* **Required task**: Output all records precisely as written.

[Start]

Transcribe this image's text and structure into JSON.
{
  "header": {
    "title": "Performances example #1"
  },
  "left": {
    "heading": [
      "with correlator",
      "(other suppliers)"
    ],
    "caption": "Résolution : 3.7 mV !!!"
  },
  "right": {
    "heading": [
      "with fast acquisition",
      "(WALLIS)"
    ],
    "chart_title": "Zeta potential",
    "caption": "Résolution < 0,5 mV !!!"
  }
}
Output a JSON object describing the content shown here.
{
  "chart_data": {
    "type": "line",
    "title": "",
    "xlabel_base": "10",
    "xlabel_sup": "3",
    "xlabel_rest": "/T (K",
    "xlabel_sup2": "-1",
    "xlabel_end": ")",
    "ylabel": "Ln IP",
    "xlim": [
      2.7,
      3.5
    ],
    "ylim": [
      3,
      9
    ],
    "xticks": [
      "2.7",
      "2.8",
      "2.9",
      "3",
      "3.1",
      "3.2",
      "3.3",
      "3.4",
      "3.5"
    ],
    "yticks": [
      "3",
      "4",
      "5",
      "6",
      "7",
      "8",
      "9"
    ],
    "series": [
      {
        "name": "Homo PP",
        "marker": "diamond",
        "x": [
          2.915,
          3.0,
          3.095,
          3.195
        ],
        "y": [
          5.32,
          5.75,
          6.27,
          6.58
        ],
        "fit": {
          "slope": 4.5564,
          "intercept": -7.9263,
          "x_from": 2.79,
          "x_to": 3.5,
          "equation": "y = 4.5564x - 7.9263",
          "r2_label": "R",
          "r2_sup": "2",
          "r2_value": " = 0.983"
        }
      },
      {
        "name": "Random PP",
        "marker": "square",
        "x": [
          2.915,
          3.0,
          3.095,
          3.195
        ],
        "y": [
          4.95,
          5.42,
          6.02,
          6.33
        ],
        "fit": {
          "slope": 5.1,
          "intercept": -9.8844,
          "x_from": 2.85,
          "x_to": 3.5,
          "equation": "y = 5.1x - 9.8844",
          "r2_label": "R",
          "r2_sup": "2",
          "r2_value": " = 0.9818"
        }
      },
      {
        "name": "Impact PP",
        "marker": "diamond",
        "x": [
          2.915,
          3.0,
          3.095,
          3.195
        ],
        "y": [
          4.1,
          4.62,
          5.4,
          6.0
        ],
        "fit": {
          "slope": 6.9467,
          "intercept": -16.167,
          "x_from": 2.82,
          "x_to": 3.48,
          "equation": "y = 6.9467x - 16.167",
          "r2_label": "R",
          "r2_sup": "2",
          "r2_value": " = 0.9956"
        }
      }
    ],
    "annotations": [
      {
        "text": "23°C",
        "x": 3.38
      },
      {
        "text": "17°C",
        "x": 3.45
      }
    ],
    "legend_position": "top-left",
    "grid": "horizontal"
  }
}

[End]

* **Output**:
Transcribe this image's text and structure into JSON.
{
  "header": {
    "title": "Performances example #1"
  },
  "left": {
    "heading": [
      "with correlator",
      "(other suppliers)"
    ],
    "caption": "Résolution : 3.7 mV !!!"
  },
  "right": {
    "heading": [
      "with fast acquisition",
      "(WALLIS)"
    ],
    "chart_title": "Zeta potential",
    "caption": "Résolution < 0,5 mV !!!"
  }
}
Output a JSON object describing the content shown here.
{
  "chart_data": {
    "type": "line",
    "title": "",
    "xlabel_base": "10",
    "xlabel_sup": "3",
    "xlabel_rest": "/T (K",
    "xlabel_sup2": "-1",
    "xlabel_end": ")",
    "ylabel": "Ln IP",
    "xlim": [
      2.7,
      3.5
    ],
    "ylim": [
      3,
      9
    ],
    "xticks": [
      "2.7",
      "2.8",
      "2.9",
      "3",
      "3.1",
      "3.2",
      "3.3",
      "3.4",
      "3.5"
    ],
    "yticks": [
      "3",
      "4",
      "5",
      "6",
      "7",
      "8",
      "9"
    ],
    "series": [
      {
        "name": "Homo PP",
        "marker": "diamond",
        "x": [
          2.915,
          3.0,
          3.095,
          3.195
        ],
        "y": [
          5.32,
          5.75,
          6.27,
          6.58
        ],
        "fit": {
          "slope": 4.5564,
          "intercept": -7.9263,
          "x_from": 2.79,
          "x_to": 3.5,
          "equation": "y = 4.5564x - 7.9263",
          "r2_label": "R",
          "r2_sup": "2",
          "r2_value": " = 0.983"
        }
      },
      {
        "name": "Random PP",
        "marker": "square",
        "x": [
          2.915,
          3.0,
          3.095,
          3.195
        ],
        "y": [
          4.95,
          5.42,
          6.02,
          6.33
        ],
        "fit": {
          "slope": 5.1,
          "intercept": -9.8844,
          "x_from": 2.85,
          "x_to": 3.5,
          "equation": "y = 5.1x - 9.8844",
          "r2_label": "R",
          "r2_sup": "2",
          "r2_value": " = 0.9818"
        }
      },
      {
        "name": "Impact PP",
        "marker": "diamond",
        "x": [
          2.915,
          3.0,
          3.095,
          3.195
        ],
        "y": [
          4.1,
          4.62,
          5.4,
          6.0
        ],
        "fit": {
          "slope": 6.9467,
          "intercept": -16.167,
          "x_from": 2.82,
          "x_to": 3.48,
          "equation": "y = 6.9467x - 16.167",
          "r2_label": "R",
          "r2_sup": "2",
          "r2_value": " = 0.9956"
        }
      }
    ],
    "annotations": [
      {
        "text": "23°C",
        "x": 3.38
      },
      {
        "text": "17°C",
        "x": 3.45
      }
    ],
    "legend_position": "top-left",
    "grid": "horizontal"
  }
}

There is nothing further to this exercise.